**EXERCISE:** The data must be written out once more, precisely as given.

----- MATERIAL FOR THIS EXERCISE -----

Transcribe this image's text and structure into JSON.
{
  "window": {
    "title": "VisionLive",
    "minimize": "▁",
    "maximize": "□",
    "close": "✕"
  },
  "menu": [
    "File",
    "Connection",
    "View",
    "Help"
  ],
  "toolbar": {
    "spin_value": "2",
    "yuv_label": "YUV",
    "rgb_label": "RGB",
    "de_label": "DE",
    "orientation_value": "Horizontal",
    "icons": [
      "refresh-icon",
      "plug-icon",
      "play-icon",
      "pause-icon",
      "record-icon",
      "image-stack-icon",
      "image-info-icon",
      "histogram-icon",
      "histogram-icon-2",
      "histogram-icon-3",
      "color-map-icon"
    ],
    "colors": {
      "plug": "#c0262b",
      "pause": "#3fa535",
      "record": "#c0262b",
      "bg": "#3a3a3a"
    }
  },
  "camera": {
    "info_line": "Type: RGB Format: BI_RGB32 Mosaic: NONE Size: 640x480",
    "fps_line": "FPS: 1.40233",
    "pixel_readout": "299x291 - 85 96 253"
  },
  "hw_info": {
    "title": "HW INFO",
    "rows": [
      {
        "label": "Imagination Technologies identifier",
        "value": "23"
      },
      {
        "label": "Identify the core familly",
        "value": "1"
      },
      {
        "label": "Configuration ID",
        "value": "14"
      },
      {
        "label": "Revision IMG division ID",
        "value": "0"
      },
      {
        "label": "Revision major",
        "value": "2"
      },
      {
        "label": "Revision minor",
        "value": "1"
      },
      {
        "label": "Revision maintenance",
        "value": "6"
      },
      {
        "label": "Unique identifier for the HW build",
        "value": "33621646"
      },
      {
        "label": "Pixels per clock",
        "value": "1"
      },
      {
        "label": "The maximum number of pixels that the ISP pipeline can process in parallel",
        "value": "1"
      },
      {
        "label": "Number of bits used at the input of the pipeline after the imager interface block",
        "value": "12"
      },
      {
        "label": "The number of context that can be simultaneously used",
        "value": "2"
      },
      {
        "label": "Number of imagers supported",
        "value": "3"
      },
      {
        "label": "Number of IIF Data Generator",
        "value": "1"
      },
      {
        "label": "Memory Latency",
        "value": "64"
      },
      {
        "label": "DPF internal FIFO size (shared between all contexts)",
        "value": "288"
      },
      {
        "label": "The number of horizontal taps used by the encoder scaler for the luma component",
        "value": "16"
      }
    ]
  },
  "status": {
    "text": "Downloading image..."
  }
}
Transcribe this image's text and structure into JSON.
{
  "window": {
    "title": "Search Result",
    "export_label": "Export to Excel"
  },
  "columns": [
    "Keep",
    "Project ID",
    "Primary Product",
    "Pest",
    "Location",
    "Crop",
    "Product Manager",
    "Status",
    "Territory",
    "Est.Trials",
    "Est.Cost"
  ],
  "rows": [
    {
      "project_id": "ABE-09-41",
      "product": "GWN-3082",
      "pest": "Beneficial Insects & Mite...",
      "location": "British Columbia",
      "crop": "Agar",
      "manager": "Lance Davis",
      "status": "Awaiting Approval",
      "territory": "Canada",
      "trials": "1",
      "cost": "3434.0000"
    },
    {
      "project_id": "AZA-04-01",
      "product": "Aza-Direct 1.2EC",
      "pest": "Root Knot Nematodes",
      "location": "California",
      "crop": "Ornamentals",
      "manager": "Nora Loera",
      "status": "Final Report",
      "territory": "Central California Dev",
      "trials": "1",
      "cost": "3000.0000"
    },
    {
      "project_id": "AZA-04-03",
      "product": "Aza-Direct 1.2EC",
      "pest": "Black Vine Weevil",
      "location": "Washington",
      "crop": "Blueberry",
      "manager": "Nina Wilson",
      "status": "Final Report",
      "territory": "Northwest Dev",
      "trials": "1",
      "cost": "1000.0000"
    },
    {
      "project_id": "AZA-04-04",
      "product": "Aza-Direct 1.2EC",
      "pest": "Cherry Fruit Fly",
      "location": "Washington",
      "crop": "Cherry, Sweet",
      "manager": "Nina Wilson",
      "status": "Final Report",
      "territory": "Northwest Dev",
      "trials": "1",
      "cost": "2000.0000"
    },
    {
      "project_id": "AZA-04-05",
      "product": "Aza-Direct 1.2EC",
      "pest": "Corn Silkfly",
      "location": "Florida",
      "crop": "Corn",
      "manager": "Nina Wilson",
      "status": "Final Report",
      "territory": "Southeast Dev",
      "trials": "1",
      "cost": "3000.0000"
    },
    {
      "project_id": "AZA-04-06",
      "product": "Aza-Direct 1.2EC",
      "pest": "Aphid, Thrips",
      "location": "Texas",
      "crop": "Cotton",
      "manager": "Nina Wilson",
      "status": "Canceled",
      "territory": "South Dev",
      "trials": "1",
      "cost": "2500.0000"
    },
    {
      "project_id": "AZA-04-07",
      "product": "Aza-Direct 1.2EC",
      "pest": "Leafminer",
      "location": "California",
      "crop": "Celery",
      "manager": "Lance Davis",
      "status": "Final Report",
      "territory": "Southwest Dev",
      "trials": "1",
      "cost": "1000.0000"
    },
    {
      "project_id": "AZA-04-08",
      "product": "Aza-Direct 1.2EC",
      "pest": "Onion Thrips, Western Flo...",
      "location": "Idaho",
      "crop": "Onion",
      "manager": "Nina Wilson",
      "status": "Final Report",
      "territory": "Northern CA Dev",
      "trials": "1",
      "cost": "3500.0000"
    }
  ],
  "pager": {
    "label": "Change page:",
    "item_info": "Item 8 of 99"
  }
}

-----

**RIGHT ANSWER:**
Transcribe this image's text and structure into JSON.
{
  "window": {
    "title": "VisionLive",
    "minimize": "▁",
    "maximize": "□",
    "close": "✕"
  },
  "menu": [
    "File",
    "Connection",
    "View",
    "Help"
  ],
  "toolbar": {
    "spin_value": "2",
    "yuv_label": "YUV",
    "rgb_label": "RGB",
    "de_label": "DE",
    "orientation_value": "Horizontal",
    "icons": [
      "refresh-icon",
      "plug-icon",
      "play-icon",
      "pause-icon",
      "record-icon",
      "image-stack-icon",
      "image-info-icon",
      "histogram-icon",
      "histogram-icon-2",
      "histogram-icon-3",
      "color-map-icon"
    ],
    "colors": {
      "plug": "#c0262b",
      "pause": "#3fa535",
      "record": "#c0262b",
      "bg": "#3a3a3a"
    }
  },
  "camera": {
    "info_line": "Type: RGB Format: BI_RGB32 Mosaic: NONE Size: 640x480",
    "fps_line": "FPS: 1.40233",
    "pixel_readout": "299x291 - 85 96 253"
  },
  "hw_info": {
    "title": "HW INFO",
    "rows": [
      {
        "label": "Imagination Technologies identifier",
        "value": "23"
      },
      {
        "label": "Identify the core familly",
        "value": "1"
      },
      {
        "label": "Configuration ID",
        "value": "14"
      },
      {
        "label": "Revision IMG division ID",
        "value": "0"
      },
      {
        "label": "Revision major",
        "value": "2"
      },
      {
        "label": "Revision minor",
        "value": "1"
      },
      {
        "label": "Revision maintenance",
        "value": "6"
      },
      {
        "label": "Unique identifier for the HW build",
        "value": "33621646"
      },
      {
        "label": "Pixels per clock",
        "value": "1"
      },
      {
        "label": "The maximum number of pixels that the ISP pipeline can process in parallel",
        "value": "1"
      },
      {
        "label": "Number of bits used at the input of the pipeline after the imager interface block",
        "value": "12"
      },
      {
        "label": "The number of context that can be simultaneously used",
        "value": "2"
      },
      {
        "label": "Number of imagers supported",
        "value": "3"
      },
      {
        "label": "Number of IIF Data Generator",
        "value": "1"
      },
      {
        "label": "Memory Latency",
        "value": "64"
      },
      {
        "label": "DPF internal FIFO size (shared between all contexts)",
        "value": "288"
      },
      {
        "label": "The number of horizontal taps used by the encoder scaler for the luma component",
        "value": "16"
      }
    ]
  },
  "status": {
    "text": "Downloading image..."
  }
}
Transcribe this image's text and structure into JSON.
{
  "window": {
    "title": "Search Result",
    "export_label": "Export to Excel"
  },
  "columns": [
    "Keep",
    "Project ID",
    "Primary Product",
    "Pest",
    "Location",
    "Crop",
    "Product Manager",
    "Status",
    "Territory",
    "Est.Trials",
    "Est.Cost"
  ],
  "rows": [
    {
      "project_id": "ABE-09-41",
      "product": "GWN-3082",
      "pest": "Beneficial Insects & Mite...",
      "location": "British Columbia",
      "crop": "Agar",
      "manager": "Lance Davis",
      "status": "Awaiting Approval",
      "territory": "Canada",
      "trials": "1",
      "cost": "3434.0000"
    },
    {
      "project_id": "AZA-04-01",
      "product": "Aza-Direct 1.2EC",
      "pest": "Root Knot Nematodes",
      "location": "California",
      "crop": "Ornamentals",
      "manager": "Nora Loera",
      "status": "Final Report",
      "territory": "Central California Dev",
      "trials": "1",
      "cost": "3000.0000"
    },
    {
      "project_id": "AZA-04-03",
      "product": "Aza-Direct 1.2EC",
      "pest": "Black Vine Weevil",
      "location": "Washington",
      "crop": "Blueberry",
      "manager": "Nina Wilson",
      "status": "Final Report",
      "territory": "Northwest Dev",
      "trials": "1",
      "cost": "1000.0000"
    },
    {
      "project_id": "AZA-04-04",
      "product": "Aza-Direct 1.2EC",
      "pest": "Cherry Fruit Fly",
      "location": "Washington",
      "crop": "Cherry, Sweet",
      "manager": "Nina Wilson",
      "status": "Final Report",
      "territory": "Northwest Dev",
      "trials": "1",
      "cost": "2000.0000"
    },
    {
      "project_id": "AZA-04-05",
      "product": "Aza-Direct 1.2EC",
      "pest": "Corn Silkfly",
      "location": "Florida",
      "crop": "Corn",
      "manager": "Nina Wilson",
      "status": "Final Report",
      "territory": "Southeast Dev",
      "trials": "1",
      "cost": "3000.0000"
    },
    {
      "project_id": "AZA-04-06",
      "product": "Aza-Direct 1.2EC",
      "pest": "Aphid, Thrips",
      "location": "Texas",
      "crop": "Cotton",
      "manager": "Nina Wilson",
      "status": "Canceled",
      "territory": "South Dev",
      "trials": "1",
      "cost": "2500.0000"
    },
    {
      "project_id": "AZA-04-07",
      "product": "Aza-Direct 1.2EC",
      "pest": "Leafminer",
      "location": "California",
      "crop": "Celery",
      "manager": "Lance Davis",
      "status": "Final Report",
      "territory": "Southwest Dev",
      "trials": "1",
      "cost": "1000.0000"
    },
    {
      "project_id": "AZA-04-08",
      "product": "Aza-Direct 1.2EC",
      "pest": "Onion Thrips, Western Flo...",
      "location": "Idaho",
      "crop": "Onion",
      "manager": "Nina Wilson",
      "status": "Final Report",
      "territory": "Northern CA Dev",
      "trials": "1",
      "cost": "3500.0000"
    }
  ],
  "pager": {
    "label": "Change page:",
    "item_info": "Item 8 of 99"
  }
}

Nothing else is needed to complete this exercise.